CONSIGNE>
Répondez aux questions suivantes à partir du texte sur la bible chrétienne présenté ci-dessous.
(a) En quelle langue la Bible des Septante est-elle écrite ?
(b) À quelle époque la Vulgate de saint Jérôme a-t-elle été publiée ?
(c) Dans quelle phrase latine se trouve le « I » enluminé de l'Incipit ?

TEXTE CHOISI>
################

On reviendra sur la bible hébraïque "standard" à propos du Codex de Léningrad et du Codex d'Alep.

La bible chrétienne

Pour les chrétiens, la bible hébraïque de référence est la Bible des Septante écrite en grec qui remonte au IIIe siècle avant notre ère suite à la demande du roi Ptolémée II. Nous ne disposons malheureusement que de quelques fragments de manuscrits datant entre grosso-modo 150 avant notre ère et 150 de notre ère plus de nombreux fragments datant du IVe siècle de notre ère. Nous verrons à propos de la transmission de la Bible, que la bible hébraïque et la Septante servirent de référence à saint Jérôme pour la rédaction de la Vulgate, la première bible en latin publiée à la fin du IVe siècle de notre ère, d'où furent adaptés un certain nombre de bibles catholiques à partir du XVIe siècle. On y reviendra.

Bible Vulgate réalisée par les théologiens de l'Université de Paris vers 1250 à partir des traductions de saint Jérome. Il s'agit de manuscrits enluminés sur vélin. La page de droite est la première page de la Genèse. Le premier mot du paragraphe est appelé l'Incipit dont la première lettre est enluminée. Il s'agit du "I" dans la phrase "In principio creavit Deus caelum et terram" (Genèse 1:1 en latin). Document de la collection de l'Abbaye Sainte-Marie de Fulda

L'ordre et le nombre de livres contenus dans la bible chrétienne est différent de celui de la bible hébraïque, de la Septante et de la Vulgate.

################

EXTRAIT DE DONNÉES>
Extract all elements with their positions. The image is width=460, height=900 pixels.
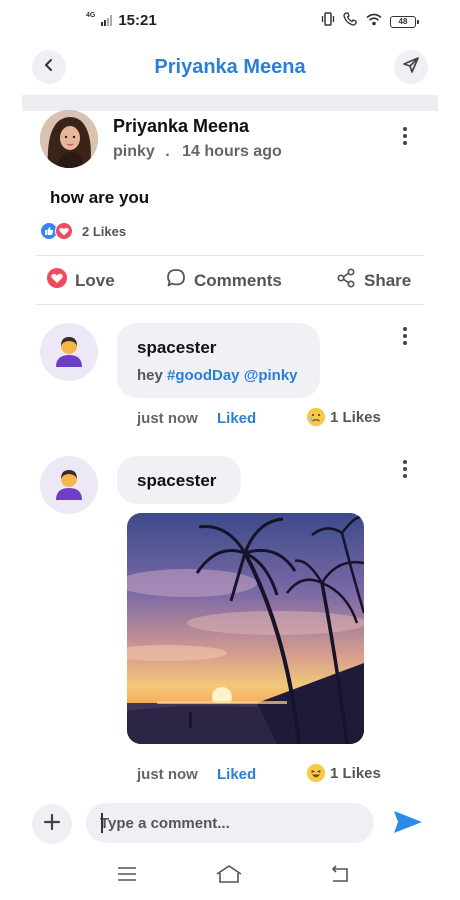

################

CORRIGÉ>
(a) En grec.
(b) À la fin du IVe siècle de notre ère.
(c) « In principio creavit Deus caelum et terram » (Genèse 1:1 en latin).